[Data extracted from a collection]
+ + + + + + +
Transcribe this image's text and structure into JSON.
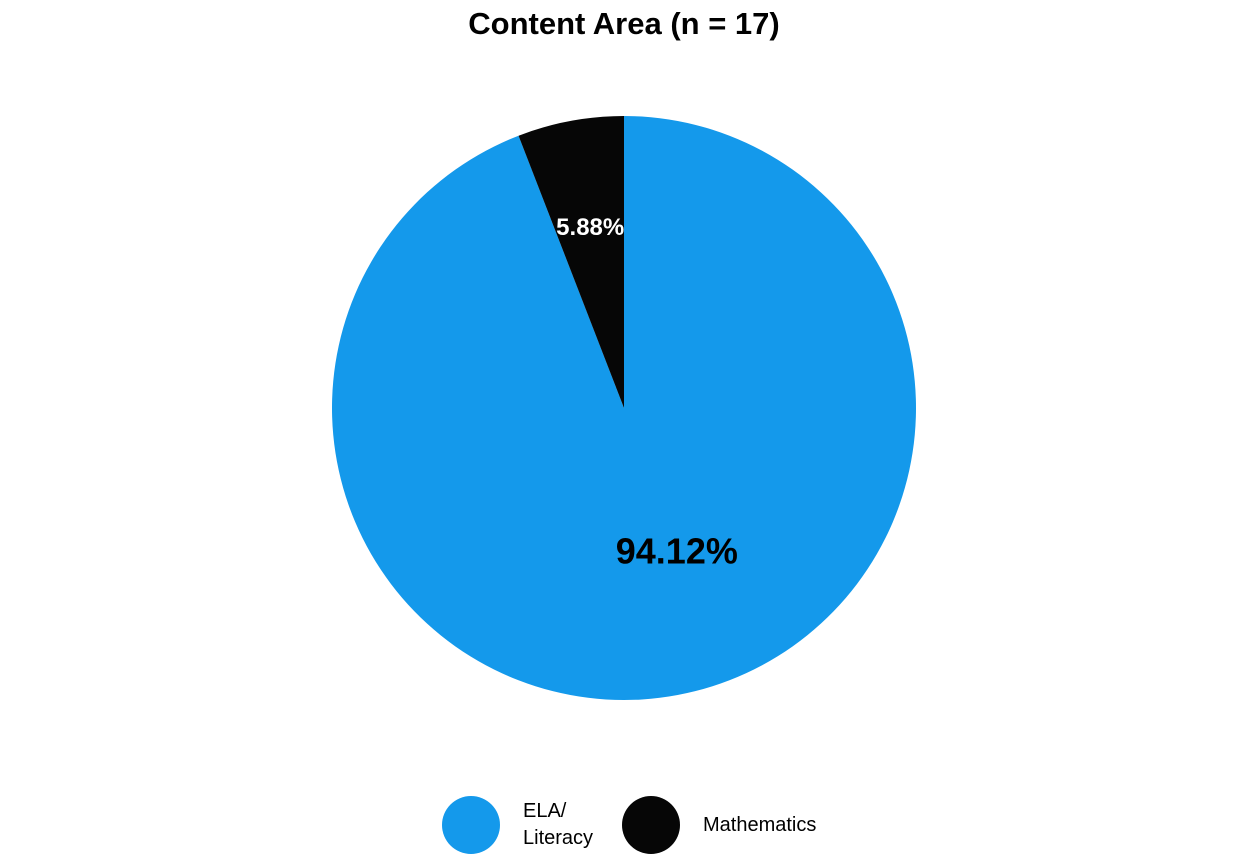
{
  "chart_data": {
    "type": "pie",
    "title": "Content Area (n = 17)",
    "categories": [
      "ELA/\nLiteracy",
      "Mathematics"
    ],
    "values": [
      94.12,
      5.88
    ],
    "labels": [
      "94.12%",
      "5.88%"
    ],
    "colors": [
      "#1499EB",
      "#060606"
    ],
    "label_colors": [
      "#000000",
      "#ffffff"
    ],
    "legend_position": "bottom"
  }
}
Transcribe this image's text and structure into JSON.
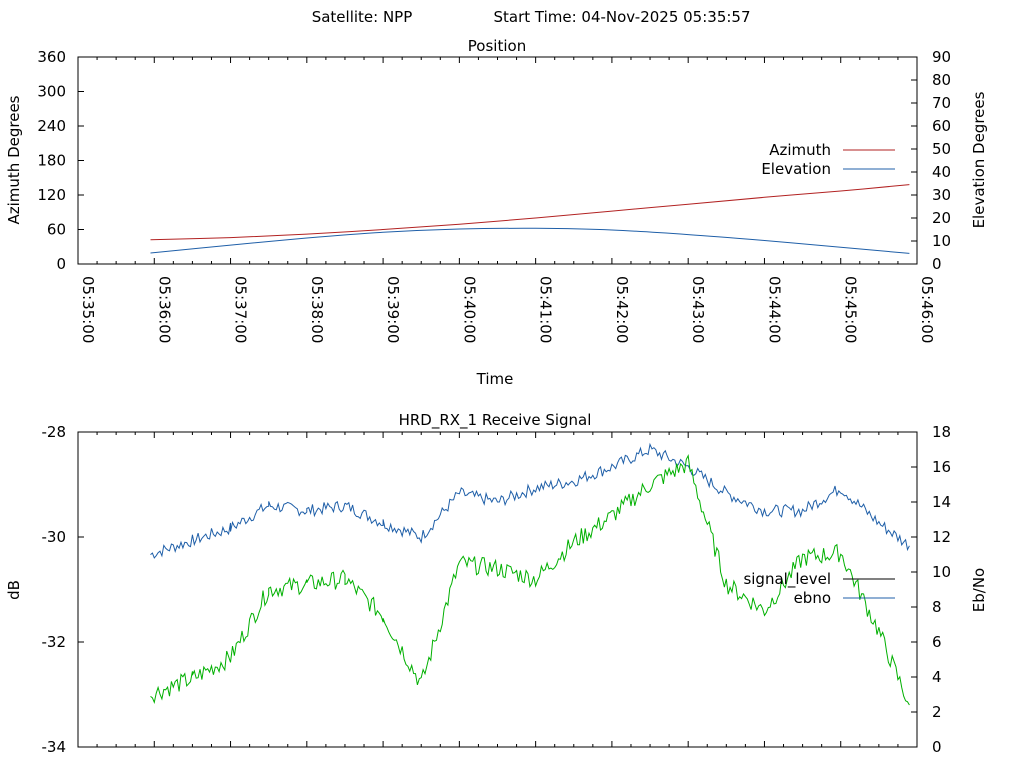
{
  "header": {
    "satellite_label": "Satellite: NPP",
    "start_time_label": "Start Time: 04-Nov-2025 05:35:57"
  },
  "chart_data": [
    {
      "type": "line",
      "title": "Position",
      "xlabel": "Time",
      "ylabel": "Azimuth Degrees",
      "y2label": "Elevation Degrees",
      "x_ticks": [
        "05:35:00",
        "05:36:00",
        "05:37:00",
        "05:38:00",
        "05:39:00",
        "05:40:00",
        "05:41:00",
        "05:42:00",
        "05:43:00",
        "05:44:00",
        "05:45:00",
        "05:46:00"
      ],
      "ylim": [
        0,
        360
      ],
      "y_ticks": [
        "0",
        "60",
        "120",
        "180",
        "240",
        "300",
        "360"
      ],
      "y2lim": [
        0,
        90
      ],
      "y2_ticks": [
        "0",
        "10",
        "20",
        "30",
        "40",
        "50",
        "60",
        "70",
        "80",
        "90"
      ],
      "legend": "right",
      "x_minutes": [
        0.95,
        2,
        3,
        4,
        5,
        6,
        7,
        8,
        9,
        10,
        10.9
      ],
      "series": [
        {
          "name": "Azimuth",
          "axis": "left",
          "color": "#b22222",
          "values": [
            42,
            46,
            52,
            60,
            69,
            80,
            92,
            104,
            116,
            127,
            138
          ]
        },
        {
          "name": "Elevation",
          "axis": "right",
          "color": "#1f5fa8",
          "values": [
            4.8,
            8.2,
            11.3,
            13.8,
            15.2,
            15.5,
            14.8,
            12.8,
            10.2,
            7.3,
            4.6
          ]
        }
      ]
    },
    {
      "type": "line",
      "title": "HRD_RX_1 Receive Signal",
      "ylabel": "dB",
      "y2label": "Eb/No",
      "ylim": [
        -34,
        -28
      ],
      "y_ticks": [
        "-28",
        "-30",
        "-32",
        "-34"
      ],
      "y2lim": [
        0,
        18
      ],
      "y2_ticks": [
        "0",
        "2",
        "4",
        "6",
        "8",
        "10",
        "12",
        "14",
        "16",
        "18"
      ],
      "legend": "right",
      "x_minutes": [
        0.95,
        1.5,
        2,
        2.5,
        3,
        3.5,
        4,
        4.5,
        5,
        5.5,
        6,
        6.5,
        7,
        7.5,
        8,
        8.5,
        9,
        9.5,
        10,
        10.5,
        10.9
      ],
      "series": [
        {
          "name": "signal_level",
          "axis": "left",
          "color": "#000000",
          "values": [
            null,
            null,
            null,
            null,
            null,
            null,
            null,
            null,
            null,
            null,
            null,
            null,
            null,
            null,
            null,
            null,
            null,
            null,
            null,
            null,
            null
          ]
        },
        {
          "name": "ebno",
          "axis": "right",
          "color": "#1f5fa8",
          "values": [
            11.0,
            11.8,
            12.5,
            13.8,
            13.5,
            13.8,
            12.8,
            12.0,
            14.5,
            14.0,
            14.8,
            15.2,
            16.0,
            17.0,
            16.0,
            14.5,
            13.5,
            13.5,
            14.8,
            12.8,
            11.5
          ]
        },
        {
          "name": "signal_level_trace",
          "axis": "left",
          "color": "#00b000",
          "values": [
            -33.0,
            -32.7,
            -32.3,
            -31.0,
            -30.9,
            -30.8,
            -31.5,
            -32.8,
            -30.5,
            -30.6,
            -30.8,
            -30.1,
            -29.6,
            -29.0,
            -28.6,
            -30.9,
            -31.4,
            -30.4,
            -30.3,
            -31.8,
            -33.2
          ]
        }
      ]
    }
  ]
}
+ + + + + + +
REQUEST ::
Restate the whole of the material word for word without the pictures.

ANSWER FOR THIS EXERCISE ::
Transcribe this image's text and structure into JSON.
{
  "chart_data": {
    "type": "pie",
    "title": "Content Area (n = 17)",
    "categories": [
      "ELA/\nLiteracy",
      "Mathematics"
    ],
    "values": [
      94.12,
      5.88
    ],
    "labels": [
      "94.12%",
      "5.88%"
    ],
    "colors": [
      "#1499EB",
      "#060606"
    ],
    "label_colors": [
      "#000000",
      "#ffffff"
    ],
    "legend_position": "bottom"
  }
}
Transcribe this image's text and structure into JSON.
{
  "header": {
    "satellite_label": "Satellite: NPP",
    "start_time_label": "Start Time: 04-Nov-2025 05:35:57"
  },
  "chart_data": [
    {
      "type": "line",
      "title": "Position",
      "xlabel": "Time",
      "ylabel": "Azimuth Degrees",
      "y2label": "Elevation Degrees",
      "x_ticks": [
        "05:35:00",
        "05:36:00",
        "05:37:00",
        "05:38:00",
        "05:39:00",
        "05:40:00",
        "05:41:00",
        "05:42:00",
        "05:43:00",
        "05:44:00",
        "05:45:00",
        "05:46:00"
      ],
      "ylim": [
        0,
        360
      ],
      "y_ticks": [
        "0",
        "60",
        "120",
        "180",
        "240",
        "300",
        "360"
      ],
      "y2lim": [
        0,
        90
      ],
      "y2_ticks": [
        "0",
        "10",
        "20",
        "30",
        "40",
        "50",
        "60",
        "70",
        "80",
        "90"
      ],
      "legend": "right",
      "x_minutes": [
        0.95,
        2,
        3,
        4,
        5,
        6,
        7,
        8,
        9,
        10,
        10.9
      ],
      "series": [
        {
          "name": "Azimuth",
          "axis": "left",
          "color": "#b22222",
          "values": [
            42,
            46,
            52,
            60,
            69,
            80,
            92,
            104,
            116,
            127,
            138
          ]
        },
        {
          "name": "Elevation",
          "axis": "right",
          "color": "#1f5fa8",
          "values": [
            4.8,
            8.2,
            11.3,
            13.8,
            15.2,
            15.5,
            14.8,
            12.8,
            10.2,
            7.3,
            4.6
          ]
        }
      ]
    },
    {
      "type": "line",
      "title": "HRD_RX_1 Receive Signal",
      "ylabel": "dB",
      "y2label": "Eb/No",
      "ylim": [
        -34,
        -28
      ],
      "y_ticks": [
        "-28",
        "-30",
        "-32",
        "-34"
      ],
      "y2lim": [
        0,
        18
      ],
      "y2_ticks": [
        "0",
        "2",
        "4",
        "6",
        "8",
        "10",
        "12",
        "14",
        "16",
        "18"
      ],
      "legend": "right",
      "x_minutes": [
        0.95,
        1.5,
        2,
        2.5,
        3,
        3.5,
        4,
        4.5,
        5,
        5.5,
        6,
        6.5,
        7,
        7.5,
        8,
        8.5,
        9,
        9.5,
        10,
        10.5,
        10.9
      ],
      "series": [
        {
          "name": "signal_level",
          "axis": "left",
          "color": "#000000",
          "values": [
            null,
            null,
            null,
            null,
            null,
            null,
            null,
            null,
            null,
            null,
            null,
            null,
            null,
            null,
            null,
            null,
            null,
            null,
            null,
            null,
            null
          ]
        },
        {
          "name": "ebno",
          "axis": "right",
          "color": "#1f5fa8",
          "values": [
            11.0,
            11.8,
            12.5,
            13.8,
            13.5,
            13.8,
            12.8,
            12.0,
            14.5,
            14.0,
            14.8,
            15.2,
            16.0,
            17.0,
            16.0,
            14.5,
            13.5,
            13.5,
            14.8,
            12.8,
            11.5
          ]
        },
        {
          "name": "signal_level_trace",
          "axis": "left",
          "color": "#00b000",
          "values": [
            -33.0,
            -32.7,
            -32.3,
            -31.0,
            -30.9,
            -30.8,
            -31.5,
            -32.8,
            -30.5,
            -30.6,
            -30.8,
            -30.1,
            -29.6,
            -29.0,
            -28.6,
            -30.9,
            -31.4,
            -30.4,
            -30.3,
            -31.8,
            -33.2
          ]
        }
      ]
    }
  ]
}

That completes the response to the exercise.